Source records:
***
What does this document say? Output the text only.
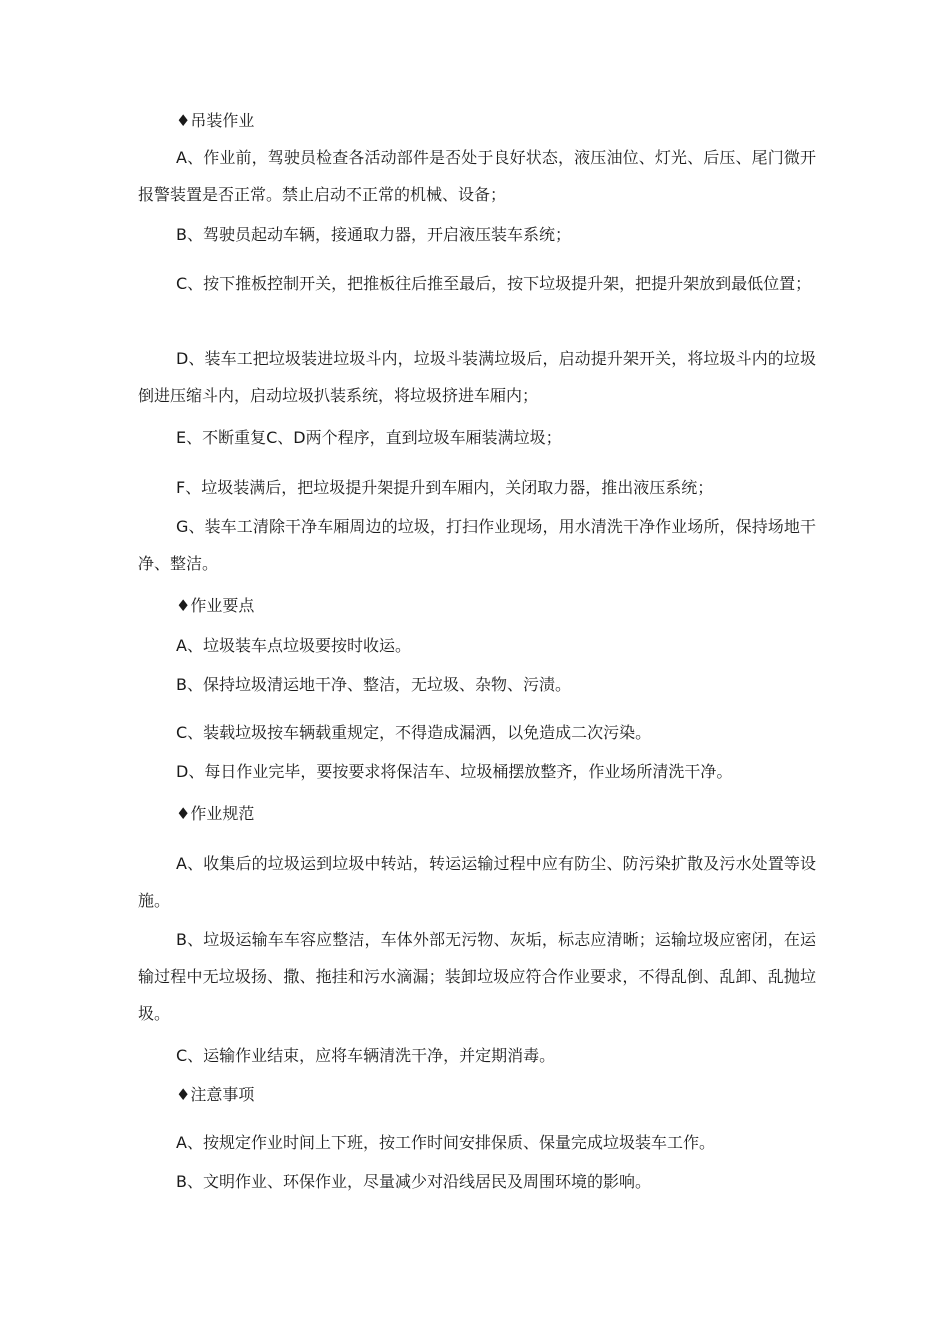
♦吊装作业

A、作业前，驾驶员检查各活动部件是否处于良好状态，液压油位、灯光、后压、尾门微开报警装置是否正常。禁止启动不正常的机械、设备；

B、驾驶员起动车辆，接通取力器，开启液压装车系统；

C、按下推板控制开关，把推板往后推至最后，按下垃圾提升架，把提升架放到最低位置；

D、装车工把垃圾装进垃圾斗内，垃圾斗装满垃圾后，启动提升架开关，将垃圾斗内的垃圾倒进压缩斗内，启动垃圾扒装系统，将垃圾挤进车厢内；

E、不断重复C、D两个程序，直到垃圾车厢装满垃圾；

F、垃圾装满后，把垃圾提升架提升到车厢内，关闭取力器，推出液压系统；

G、装车工清除干净车厢周边的垃圾，打扫作业现场，用水清洗干净作业场所，保持场地干净、整洁。

♦作业要点

A、垃圾装车点垃圾要按时收运。

B、保持垃圾清运地干净、整洁，无垃圾、杂物、污渍。

C、装载垃圾按车辆载重规定，不得造成漏洒，以免造成二次污染。

D、每日作业完毕，要按要求将保洁车、垃圾桶摆放整齐，作业场所清洗干净。

♦作业规范

A、收集后的垃圾运到垃圾中转站，转运运输过程中应有防尘、防污染扩散及污水处置等设施。

B、垃圾运输车车容应整洁，车体外部无污物、灰垢，标志应清晰；运输垃圾应密闭，在运输过程中无垃圾扬、撒、拖挂和污水滴漏；装卸垃圾应符合作业要求，不得乱倒、乱卸、乱抛垃圾。

C、运输作业结束，应将车辆清洗干净，并定期消毒。

♦注意事项

A、按规定作业时间上下班，按工作时间安排保质、保量完成垃圾装车工作。

B、文明作业、环保作业，尽量减少对沿线居民及周围环境的影响。
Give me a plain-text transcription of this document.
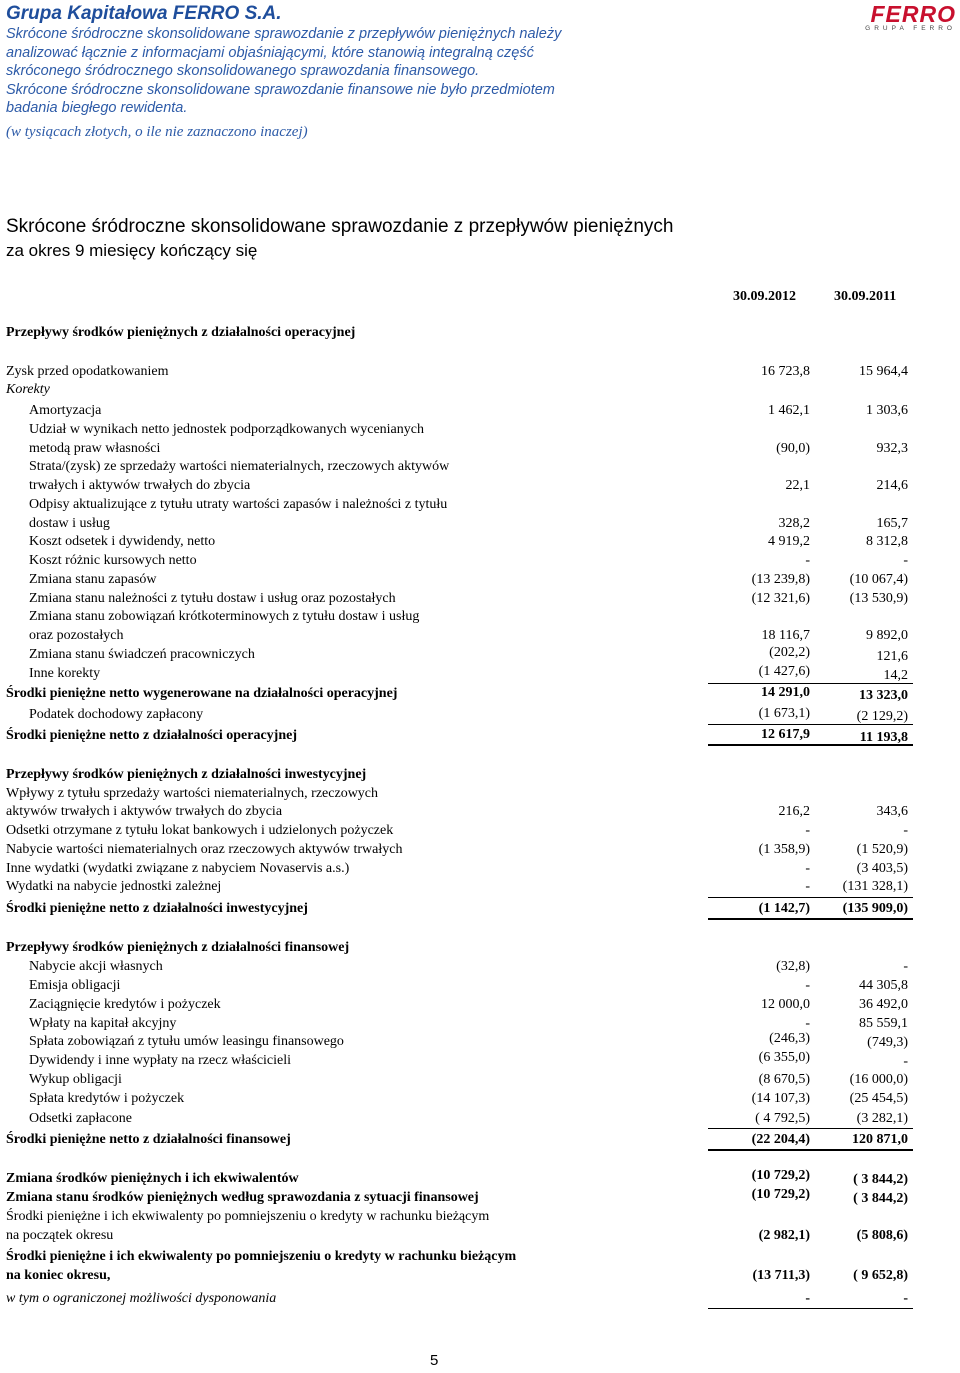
Grupa Kapitałowa FERRO S.A.
Skrócone śródroczne skonsolidowane sprawozdanie z przepływów pieniężnych należy
analizować łącznie z informacjami objaśniającymi, które stanowią integralną część
skróconego śródrocznego skonsolidowanego sprawozdania finansowego.
Skrócone śródroczne skonsolidowane sprawozdanie finansowe nie było przedmiotem
badania biegłego rewidenta.
(w tysiącach złotych, o ile nie zaznaczono inaczej)
FERRO
GRUPA FERRO
Skrócone śródroczne skonsolidowane sprawozdanie z przepływów pieniężnych
za okres 9 miesięcy kończący się
30.09.2012	30.09.2011
Przepływy środków pieniężnych z działalności operacyjnej
Zysk przed opodatkowaniem	16 723,8	15 964,4
Korekty
Amortyzacja	1 462,1	1 303,6
Udział w wynikach netto jednostek podporządkowanych wycenianych
metodą praw własności	(90,0)	932,3
Strata/(zysk) ze sprzedaży wartości niematerialnych, rzeczowych aktywów
trwałych i aktywów trwałych do zbycia	22,1	214,6
Odpisy aktualizujące z tytułu utraty wartości zapasów i należności z tytułu
dostaw i usług	328,2	165,7
Koszt odsetek i dywidendy, netto	4 919,2	8 312,8
Koszt różnic kursowych netto	-	-
Zmiana stanu zapasów	(13 239,8)	(10 067,4)
Zmiana stanu należności z tytułu dostaw i usług oraz pozostałych	(12 321,6)	(13 530,9)
Zmiana stanu zobowiązań krótkoterminowych z tytułu dostaw i usług
oraz pozostałych	18 116,7	9 892,0
Zmiana stanu świadczeń pracowniczych	(202,2)	121,6
Inne korekty	(1 427,6)	14,2
Środki pieniężne netto wygenerowane na działalności operacyjnej	14 291,0	13 323,0
Podatek dochodowy zapłacony	(1 673,1)	(2 129,2)
Środki pieniężne netto z działalności operacyjnej	12 617,9	11 193,8
Przepływy środków pieniężnych z działalności inwestycyjnej
Wpływy z tytułu sprzedaży wartości niematerialnych, rzeczowych
aktywów trwałych i aktywów trwałych do zbycia	216,2	343,6
Odsetki otrzymane z tytułu lokat bankowych i udzielonych pożyczek	-	-
Nabycie wartości niematerialnych oraz rzeczowych aktywów trwałych	(1 358,9)	(1 520,9)
Inne wydatki (wydatki związane z nabyciem Novaservis a.s.)	-	(3 403,5)
Wydatki na nabycie jednostki zależnej	-	(131 328,1)
Środki pieniężne netto z działalności inwestycyjnej	(1 142,7)	(135 909,0)
Przepływy środków pieniężnych z działalności finansowej
Nabycie akcji własnych	(32,8)	-
Emisja obligacji	-	44 305,8
Zaciągnięcie kredytów i pożyczek	12 000,0	36 492,0
Wpłaty na kapitał akcyjny	-	85 559,1
Spłata zobowiązań z tytułu umów leasingu finansowego	(246,3)	(749,3)
Dywidendy i inne wypłaty na rzecz właścicieli	(6 355,0)	-
Wykup obligacji	(8 670,5)	(16 000,0)
Spłata kredytów i pożyczek	(14 107,3)	(25 454,5)
Odsetki zapłacone	( 4 792,5)	(3 282,1)
Środki pieniężne netto z działalności finansowej	(22 204,4)	120 871,0
Zmiana środków pieniężnych i ich ekwiwalentów	(10 729,2)	( 3 844,2)
Zmiana stanu środków pieniężnych według sprawozdania z sytuacji finansowej	(10 729,2)	( 3 844,2)
Środki pieniężne i ich ekwiwalenty po pomniejszeniu o kredyty w rachunku bieżącym
na początek okresu	(2 982,1)	(5 808,6)
Środki pieniężne i ich ekwiwalenty po pomniejszeniu o kredyty w rachunku bieżącym
na koniec okresu,	(13 711,3)	( 9 652,8)
w tym o ograniczonej możliwości dysponowania	-	-
5
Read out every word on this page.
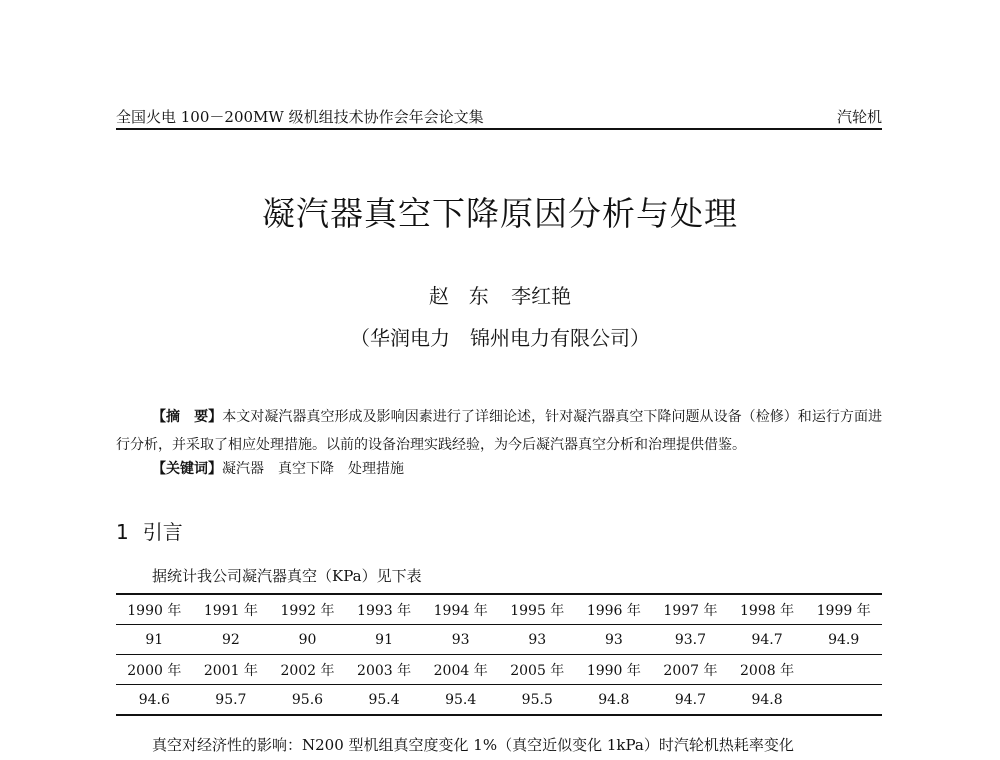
全国火电 100－200MW 级机组技术协作会年会论文集	汽轮机
凝汽器真空下降原因分析与处理
赵　东 李红艳
（华润电力　锦州电力有限公司）
【摘　要】本文对凝汽器真空形成及影响因素进行了详细论述，针对凝汽器真空下降问题从设备（检修）和运行方面进行分析，并采取了相应处理措施。以前的设备治理实践经验，为今后凝汽器真空分析和治理提供借鉴。
【关键词】凝汽器　真空下降　处理措施
1 引言
据统计我公司凝汽器真空（KPa）见下表
1990 年	1991 年	1992 年	1993 年	1994 年	1995 年	1996 年	1997 年	1998 年	1999 年
91	92	90	91	93	93	93	93.7	94.7	94.9
2000 年	2001 年	2002 年	2003 年	2004 年	2005 年	1990 年	2007 年	2008 年	
94.6	95.7	95.6	95.4	95.4	95.5	94.8	94.7	94.8	
真空对经济性的影响：N200 型机组真空度变化 1%（真空近似变化 1kPa）时汽轮机热耗率变化
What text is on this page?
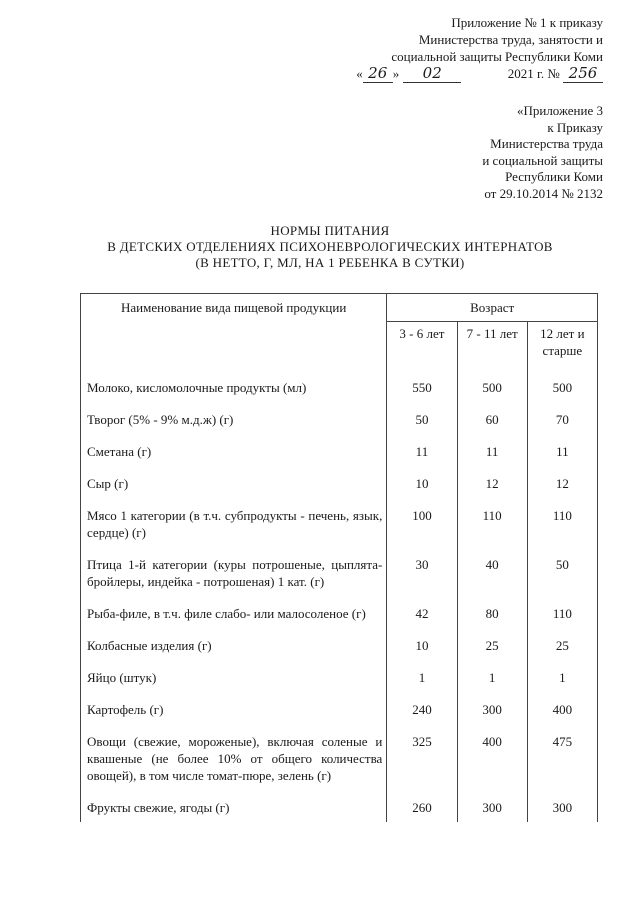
Приложение № 1 к приказу
Министерства труда, занятости и
социальной защиты Республики Коми
« 26 » 02	2021 г. № 256
«Приложение 3
к Приказу
Министерства труда
и социальной защиты
Республики Коми
от 29.10.2014 № 2132
НОРМЫ ПИТАНИЯ
В ДЕТСКИХ ОТДЕЛЕНИЯХ ПСИХОНЕВРОЛОГИЧЕСКИХ ИНТЕРНАТОВ
(В НЕТТО, Г, МЛ, НА 1 РЕБЕНКА В СУТКИ)
Наименование вида пищевой продукции	Возраст		
	3 - 6 лет	7 - 11 лет	12 лет и старше
Молоко, кисломолочные продукты (мл)	550	500	500
Творог (5% - 9% м.д.ж) (г)	50	60	70
Сметана (г)	11	11	11
Сыр (г)	10	12	12
Мясо 1 категории (в т.ч. субпродукты - печень, язык, сердце) (г)	100	110	110
Птица 1-й категории (куры потрошеные, цыплята-бройлеры, индейка - потрошеная) 1 кат. (г)	30	40	50
Рыба-филе, в т.ч. филе слабо- или малосоленое (г)	42	80	110
Колбасные изделия (г)	10	25	25
Яйцо (штук)	1	1	1
Картофель (г)	240	300	400
Овощи (свежие, мороженые), включая соленые и квашеные (не более 10% от общего количества овощей), в том числе томат-пюре, зелень (г)	325	400	475
Фрукты свежие, ягоды (г)	260	300	300
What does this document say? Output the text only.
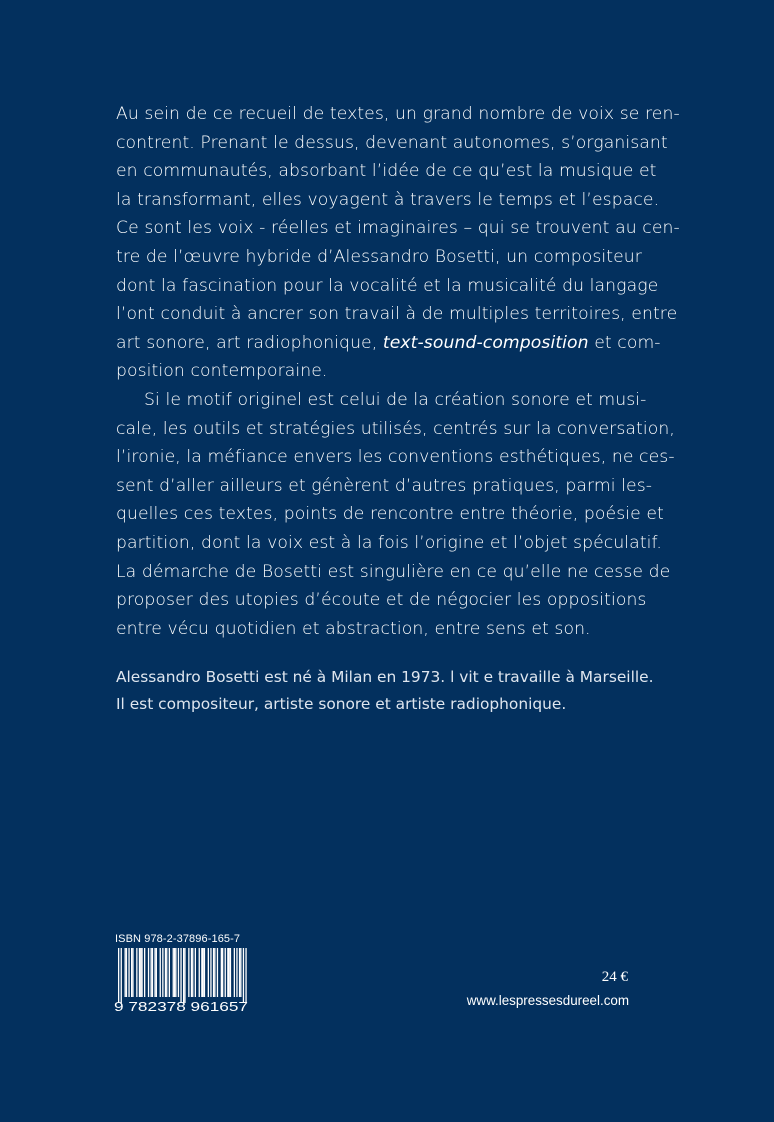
Au sein de ce recueil de textes, un grand nombre de voix se ren-
contrent. Prenant le dessus, devenant autonomes, s’organisant
en communautés, absorbant l’idée de ce qu’est la musique et
la transformant, elles voyagent à travers le temps et l’espace.
Ce sont les voix - réelles et imaginaires – qui se trouvent au cen-
tre de l’œuvre hybride d’Alessandro Bosetti, un compositeur
dont la fascination pour la vocalité et la musicalité du langage
l’ont conduit à ancrer son travail à de multiples territoires, entre
art sonore, art radiophonique, text-sound-composition et com-
position contemporaine.
Si le motif originel est celui de la création sonore et musi-
cale, les outils et stratégies utilisés, centrés sur la conversation,
l’ironie, la méfiance envers les conventions esthétiques, ne ces-
sent d’aller ailleurs et génèrent d’autres pratiques, parmi les-
quelles ces textes, points de rencontre entre théorie, poésie et
partition, dont la voix est à la fois l’origine et l’objet spéculatif.
La démarche de Bosetti est singulière en ce qu’elle ne cesse de
proposer des utopies d’écoute et de négocier les oppositions
entre vécu quotidien et abstraction, entre sens et son.
Alessandro Bosetti est né à Milan en 1973. l vit e travaille à Marseille.
Il est compositeur, artiste sonore et artiste radiophonique.
ISBN 978-2-37896-165-7
9 782378 961657
24 €
www.lespressesdureel.com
***
> **GIVEN TASK**: Check each line of these records for the string "Республики" and state only how many lines have it.

> **EXERCISE OUTPUT**: 2